═════ Listed records

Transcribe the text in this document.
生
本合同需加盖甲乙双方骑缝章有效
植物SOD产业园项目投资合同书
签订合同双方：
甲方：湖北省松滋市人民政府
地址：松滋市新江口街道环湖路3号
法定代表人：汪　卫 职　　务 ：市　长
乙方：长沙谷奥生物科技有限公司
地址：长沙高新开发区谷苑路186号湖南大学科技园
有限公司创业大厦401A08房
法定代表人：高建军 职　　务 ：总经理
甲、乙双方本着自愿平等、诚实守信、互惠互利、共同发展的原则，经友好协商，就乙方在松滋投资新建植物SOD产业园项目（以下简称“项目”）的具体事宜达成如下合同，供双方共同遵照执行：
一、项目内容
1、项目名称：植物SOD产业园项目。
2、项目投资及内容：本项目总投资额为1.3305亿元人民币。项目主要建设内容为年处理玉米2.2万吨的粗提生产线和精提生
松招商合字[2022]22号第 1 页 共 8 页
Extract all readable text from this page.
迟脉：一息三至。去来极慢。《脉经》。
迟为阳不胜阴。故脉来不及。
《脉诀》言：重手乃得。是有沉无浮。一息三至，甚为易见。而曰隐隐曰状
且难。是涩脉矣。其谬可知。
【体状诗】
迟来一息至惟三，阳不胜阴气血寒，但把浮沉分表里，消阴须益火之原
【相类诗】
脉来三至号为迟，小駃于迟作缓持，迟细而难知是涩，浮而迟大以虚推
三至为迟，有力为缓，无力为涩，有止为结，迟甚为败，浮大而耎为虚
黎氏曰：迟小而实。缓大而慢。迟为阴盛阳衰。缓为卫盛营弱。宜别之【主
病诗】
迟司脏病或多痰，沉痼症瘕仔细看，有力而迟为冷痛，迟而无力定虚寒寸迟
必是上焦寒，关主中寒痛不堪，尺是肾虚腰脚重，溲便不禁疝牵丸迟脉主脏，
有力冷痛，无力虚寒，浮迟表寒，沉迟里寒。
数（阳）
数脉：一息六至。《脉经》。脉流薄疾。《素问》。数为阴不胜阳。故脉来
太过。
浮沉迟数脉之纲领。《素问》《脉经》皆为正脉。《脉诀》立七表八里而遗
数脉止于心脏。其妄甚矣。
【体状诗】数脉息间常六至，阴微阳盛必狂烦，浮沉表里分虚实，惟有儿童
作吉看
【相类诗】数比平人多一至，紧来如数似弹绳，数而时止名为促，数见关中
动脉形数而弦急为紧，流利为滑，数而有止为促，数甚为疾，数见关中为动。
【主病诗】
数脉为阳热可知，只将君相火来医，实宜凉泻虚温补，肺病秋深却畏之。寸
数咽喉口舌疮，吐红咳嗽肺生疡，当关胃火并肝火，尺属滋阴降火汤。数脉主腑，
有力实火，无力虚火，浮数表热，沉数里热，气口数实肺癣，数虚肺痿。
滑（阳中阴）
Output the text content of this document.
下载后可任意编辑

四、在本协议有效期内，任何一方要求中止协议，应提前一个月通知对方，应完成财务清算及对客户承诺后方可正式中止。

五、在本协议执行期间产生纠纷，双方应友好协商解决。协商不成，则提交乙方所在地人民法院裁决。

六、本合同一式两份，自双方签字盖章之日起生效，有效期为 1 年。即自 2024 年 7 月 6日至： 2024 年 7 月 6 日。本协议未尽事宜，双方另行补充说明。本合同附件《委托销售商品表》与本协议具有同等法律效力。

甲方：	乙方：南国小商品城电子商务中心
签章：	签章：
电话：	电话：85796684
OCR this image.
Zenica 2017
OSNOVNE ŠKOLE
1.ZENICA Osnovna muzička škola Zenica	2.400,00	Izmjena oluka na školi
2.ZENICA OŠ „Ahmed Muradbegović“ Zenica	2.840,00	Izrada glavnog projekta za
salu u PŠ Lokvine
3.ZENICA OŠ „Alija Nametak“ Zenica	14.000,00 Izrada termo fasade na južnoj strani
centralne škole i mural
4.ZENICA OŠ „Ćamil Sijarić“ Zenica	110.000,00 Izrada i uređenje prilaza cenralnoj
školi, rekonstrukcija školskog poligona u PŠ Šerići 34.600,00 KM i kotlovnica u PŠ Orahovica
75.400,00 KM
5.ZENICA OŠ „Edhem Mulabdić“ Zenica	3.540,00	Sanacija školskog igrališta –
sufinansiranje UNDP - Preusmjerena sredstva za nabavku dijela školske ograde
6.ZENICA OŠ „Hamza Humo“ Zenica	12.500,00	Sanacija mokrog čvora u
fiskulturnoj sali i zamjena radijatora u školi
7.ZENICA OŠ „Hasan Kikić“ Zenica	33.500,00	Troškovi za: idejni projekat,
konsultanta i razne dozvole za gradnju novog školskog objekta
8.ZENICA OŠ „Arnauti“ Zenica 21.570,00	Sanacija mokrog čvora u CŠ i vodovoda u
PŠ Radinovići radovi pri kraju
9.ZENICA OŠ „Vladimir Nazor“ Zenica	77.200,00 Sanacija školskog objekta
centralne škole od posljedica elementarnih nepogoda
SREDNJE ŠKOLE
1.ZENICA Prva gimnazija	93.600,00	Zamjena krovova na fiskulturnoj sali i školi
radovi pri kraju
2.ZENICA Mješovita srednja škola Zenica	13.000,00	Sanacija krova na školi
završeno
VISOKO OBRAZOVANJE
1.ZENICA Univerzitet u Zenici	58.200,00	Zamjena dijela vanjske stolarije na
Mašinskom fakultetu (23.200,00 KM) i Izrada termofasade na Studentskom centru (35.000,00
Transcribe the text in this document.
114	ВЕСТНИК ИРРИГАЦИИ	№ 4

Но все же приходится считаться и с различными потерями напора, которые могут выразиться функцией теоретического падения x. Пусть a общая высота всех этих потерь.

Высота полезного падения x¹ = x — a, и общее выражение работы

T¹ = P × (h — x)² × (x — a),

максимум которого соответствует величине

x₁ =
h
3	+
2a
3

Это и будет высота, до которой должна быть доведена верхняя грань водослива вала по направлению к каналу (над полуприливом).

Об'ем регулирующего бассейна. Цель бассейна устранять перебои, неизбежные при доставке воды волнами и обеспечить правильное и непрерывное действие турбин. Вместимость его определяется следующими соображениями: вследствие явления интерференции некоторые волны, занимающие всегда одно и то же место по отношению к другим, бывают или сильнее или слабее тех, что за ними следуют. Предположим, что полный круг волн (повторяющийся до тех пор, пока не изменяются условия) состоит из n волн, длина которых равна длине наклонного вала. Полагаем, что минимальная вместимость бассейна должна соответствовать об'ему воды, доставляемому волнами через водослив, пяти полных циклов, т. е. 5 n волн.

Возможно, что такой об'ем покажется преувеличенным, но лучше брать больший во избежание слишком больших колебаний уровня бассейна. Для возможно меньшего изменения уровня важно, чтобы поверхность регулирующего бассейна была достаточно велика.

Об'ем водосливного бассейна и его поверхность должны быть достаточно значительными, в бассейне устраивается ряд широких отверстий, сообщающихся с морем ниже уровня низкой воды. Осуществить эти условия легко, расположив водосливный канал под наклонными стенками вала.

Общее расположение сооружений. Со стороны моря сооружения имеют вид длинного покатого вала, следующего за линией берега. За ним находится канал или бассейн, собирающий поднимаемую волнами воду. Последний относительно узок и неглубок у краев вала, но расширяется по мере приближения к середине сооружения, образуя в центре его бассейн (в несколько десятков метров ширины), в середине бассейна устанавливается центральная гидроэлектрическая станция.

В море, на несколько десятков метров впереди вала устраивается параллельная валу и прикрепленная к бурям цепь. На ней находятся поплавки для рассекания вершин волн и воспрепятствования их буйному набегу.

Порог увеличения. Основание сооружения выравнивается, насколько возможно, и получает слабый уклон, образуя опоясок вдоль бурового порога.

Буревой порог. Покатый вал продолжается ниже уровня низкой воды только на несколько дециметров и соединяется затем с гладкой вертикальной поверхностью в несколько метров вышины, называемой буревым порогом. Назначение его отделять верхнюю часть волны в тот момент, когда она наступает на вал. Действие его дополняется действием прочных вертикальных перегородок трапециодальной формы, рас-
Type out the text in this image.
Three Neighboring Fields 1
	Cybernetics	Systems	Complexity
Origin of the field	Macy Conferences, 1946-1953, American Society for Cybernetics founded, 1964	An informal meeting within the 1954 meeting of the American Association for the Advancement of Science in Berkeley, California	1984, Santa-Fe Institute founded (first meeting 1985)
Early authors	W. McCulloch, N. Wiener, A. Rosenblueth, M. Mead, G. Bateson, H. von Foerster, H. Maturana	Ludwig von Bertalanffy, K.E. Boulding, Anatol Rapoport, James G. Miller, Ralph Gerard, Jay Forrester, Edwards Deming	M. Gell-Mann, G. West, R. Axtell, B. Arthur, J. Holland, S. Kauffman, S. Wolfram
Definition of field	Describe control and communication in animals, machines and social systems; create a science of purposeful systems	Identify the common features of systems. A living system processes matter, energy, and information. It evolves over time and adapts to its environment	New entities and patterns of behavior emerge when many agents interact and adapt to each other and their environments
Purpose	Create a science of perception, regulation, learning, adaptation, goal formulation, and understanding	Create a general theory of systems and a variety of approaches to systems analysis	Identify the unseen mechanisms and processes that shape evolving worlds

══════════

**What is asked**
In the records above, find each line with the word "быть" and copy it.

**Response below**
Это и будет высота, до которой должна быть доведена верхняя грань водослива вала по направлению к каналу (над полуприливом).
Об'ем водосливного бассейна и его поверхность должны быть достаточно значительными, в бассейне устраивается ряд широких отверстий, сообщающихся с морем ниже уровня низкой воды. Осуществить эти условия легко, расположив водосливный канал под наклонными стенками вала.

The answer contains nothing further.